### Passage shown
START

How many Americans are in Afghanistan?
Thousands of US citizens who provided various types of support to the military invasion have yet to be evacuated, following days of chaos at the airport
After two long decades, with thousands of casualties on both sides, America's longest war has come to an end.
With images reminiscent of the US withdrawal from Vietnam, the world has watched in horror as thousands of Afghans fled to the last remaining US holdout, Hamid Karzai International Airport, desperate to escape Taliban rule.
On Tuesday, 17 August, National Security Advisor Jake Sullivan held a press briefing from the White House to inform the public on the administration's plans in the ongoing evacuation.
After days of chaos, Sullivan said that the US military had secured the airport and that it “is open, and U.S. military evacuation flights are taking off.” The operation, being carried out by the Department of Defense, aims to evacuate “American citizens and Afghan nationals who worked with us, along with other vulnerable Afghans," as quickly as possible.
However, more than a week after the Taliban’s takeover, the federal government has yet to release any solid figures on how many American’s remain in the country.
Updates from the Department of Defense
While late last week, the Department had told the media that US forces had not had any “hostile interactions, no attack and no threat by the Taliban" since the group took Kabul, these statements have been adjusted.
Press Secretary Kirby admitted that the Department had seen reports of Americans being held up Taliban run checkpoints but that “by and large, what we’ve been seeing is that Americans are able to get through those checkpoints and are able to get onto the airfield.”
Earlier today on 23 August, Pentagon Press Secretary John F. Kirby, Major General Hank Taylor, and the Deputy Director of the Joint Staff For Regional Operations, J-35 hosted a press conference, offering new information on the status of the evacuation.
Still unable to provide official figures, General Taylor told the media that it is their belief that the Department of Defense has “been able to evacuate several thousand Americans,” since 14 August.
Journalists pushed back hoping the officials would offer more detail, but Taylor quickly ended the line of questioning by stating firmly “number is very fluid, and it literally changes nearly by the hour,” and that he was more comfortable leaving “it several thousand right now.”
The White House and State Department also struggles to provide an accurate headcount of US citizens left in Afghanistan
Earlier the number of Americans still in Afghanistan stood at around 15,000.
However, in recent days, like their colleges at the Department of Defense, officials from the State Department have struggled to calculate the exact number.
The department had encouraged those working and living in Afghanistan to register with the embassy. However, with registration-optional, many did not, limiting the government’s ability to compile a headcount.
On Friday 20 August during an interview with CNN, White House communications director Kate Bedingfield confirmed that the administration did not “have a precise number.”
Bedingfield shifted her message to talk about the outreach efforts that had been conducted saying, “As of a few weeks ago, we had already begun reaching out to all American citizens who were in Afghanistan via email, via text, via messaging app to hear from them and to understand their plans and work with them to get them out, if they want to get out.”

END

### Stored records
START

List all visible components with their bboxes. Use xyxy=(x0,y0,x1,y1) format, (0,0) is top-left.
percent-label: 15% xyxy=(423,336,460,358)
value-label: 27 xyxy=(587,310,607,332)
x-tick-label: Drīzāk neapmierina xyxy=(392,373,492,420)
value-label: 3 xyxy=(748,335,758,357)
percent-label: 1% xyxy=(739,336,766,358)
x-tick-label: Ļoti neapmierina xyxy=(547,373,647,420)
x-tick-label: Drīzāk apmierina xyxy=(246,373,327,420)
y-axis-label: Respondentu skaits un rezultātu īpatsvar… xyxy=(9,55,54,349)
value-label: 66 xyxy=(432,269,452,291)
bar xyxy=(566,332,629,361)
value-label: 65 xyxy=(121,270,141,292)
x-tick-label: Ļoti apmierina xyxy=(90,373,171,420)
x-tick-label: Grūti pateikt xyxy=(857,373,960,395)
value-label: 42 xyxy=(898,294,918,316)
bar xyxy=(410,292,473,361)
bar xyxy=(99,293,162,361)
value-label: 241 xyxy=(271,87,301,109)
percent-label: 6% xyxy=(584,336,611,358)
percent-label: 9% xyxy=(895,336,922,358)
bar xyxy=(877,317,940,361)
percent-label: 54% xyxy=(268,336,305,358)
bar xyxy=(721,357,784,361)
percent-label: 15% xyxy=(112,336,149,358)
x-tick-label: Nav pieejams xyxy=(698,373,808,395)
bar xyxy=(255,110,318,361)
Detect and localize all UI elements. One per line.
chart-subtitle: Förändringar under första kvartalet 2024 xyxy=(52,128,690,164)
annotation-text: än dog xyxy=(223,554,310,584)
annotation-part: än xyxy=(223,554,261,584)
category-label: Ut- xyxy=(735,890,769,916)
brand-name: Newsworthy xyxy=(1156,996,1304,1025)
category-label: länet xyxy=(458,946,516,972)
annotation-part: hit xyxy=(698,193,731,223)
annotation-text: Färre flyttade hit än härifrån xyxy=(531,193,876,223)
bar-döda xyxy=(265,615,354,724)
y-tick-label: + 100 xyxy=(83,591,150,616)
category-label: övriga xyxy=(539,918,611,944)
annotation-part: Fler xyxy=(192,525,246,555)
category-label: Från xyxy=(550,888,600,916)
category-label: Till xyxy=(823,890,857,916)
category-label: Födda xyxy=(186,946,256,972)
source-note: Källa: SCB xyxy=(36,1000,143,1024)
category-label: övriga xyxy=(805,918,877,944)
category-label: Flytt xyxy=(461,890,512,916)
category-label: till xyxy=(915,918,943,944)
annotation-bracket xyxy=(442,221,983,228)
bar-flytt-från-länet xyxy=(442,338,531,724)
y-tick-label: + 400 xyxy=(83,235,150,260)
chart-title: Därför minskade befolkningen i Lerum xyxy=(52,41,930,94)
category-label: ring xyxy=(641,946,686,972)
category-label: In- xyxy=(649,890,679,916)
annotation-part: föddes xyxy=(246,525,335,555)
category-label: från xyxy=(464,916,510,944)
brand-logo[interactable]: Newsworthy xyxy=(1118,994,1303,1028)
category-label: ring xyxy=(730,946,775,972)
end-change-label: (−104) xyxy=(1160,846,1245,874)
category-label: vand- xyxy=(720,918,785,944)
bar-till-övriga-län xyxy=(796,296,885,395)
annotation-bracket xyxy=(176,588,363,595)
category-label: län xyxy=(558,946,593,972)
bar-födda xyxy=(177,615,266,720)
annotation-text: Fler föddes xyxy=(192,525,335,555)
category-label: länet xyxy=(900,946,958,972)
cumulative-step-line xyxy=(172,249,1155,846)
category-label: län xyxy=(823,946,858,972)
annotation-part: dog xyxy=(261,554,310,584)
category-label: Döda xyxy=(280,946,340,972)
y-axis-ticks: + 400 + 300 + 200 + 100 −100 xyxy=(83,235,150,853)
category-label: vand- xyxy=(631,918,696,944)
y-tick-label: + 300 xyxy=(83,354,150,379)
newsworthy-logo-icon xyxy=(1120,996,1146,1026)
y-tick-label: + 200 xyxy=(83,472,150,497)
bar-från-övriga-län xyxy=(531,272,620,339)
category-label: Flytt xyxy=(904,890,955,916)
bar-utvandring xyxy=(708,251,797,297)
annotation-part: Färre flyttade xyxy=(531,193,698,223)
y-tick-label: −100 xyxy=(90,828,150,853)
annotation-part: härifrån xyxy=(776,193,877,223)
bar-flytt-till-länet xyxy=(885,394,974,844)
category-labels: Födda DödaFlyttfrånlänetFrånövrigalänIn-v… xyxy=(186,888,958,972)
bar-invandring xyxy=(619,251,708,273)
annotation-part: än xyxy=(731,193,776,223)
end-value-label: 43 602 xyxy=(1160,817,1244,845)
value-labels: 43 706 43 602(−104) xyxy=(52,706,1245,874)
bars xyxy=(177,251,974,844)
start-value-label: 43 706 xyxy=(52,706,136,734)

END

### Complete the following
A) Reproduce the passage of the Afghanistan evacuation article from "Updates from the" up to and including "have been adjusted.".
B) Decide whether each statement below agrees with the Afghanistan evacuation article. Answer yes or no and quote the deciding words. (i) Jake Sullivan held his press briefing on Tuesday, 17 August. (ii) Americans in Afghanistan were required to register with the embassy. (iii) Kate Bedingfield told CNN that the administration had a precise number of Americans still in the country.

### Solutions to each task
A)
Updates from the Department of Defense
While late last week, the Department had told the media that US forces had not had any “hostile interactions, no attack and no threat by the Taliban" since the group took Kabul, these statements have been adjusted.

B)
(i) Yes: "On Tuesday, 17 August, National Security Advisor Jake Sullivan held a press briefing from the White House"
(ii) No: "with registration-optional, many did not"
(iii) No: "confirmed that the administration did not “have a precise number.”"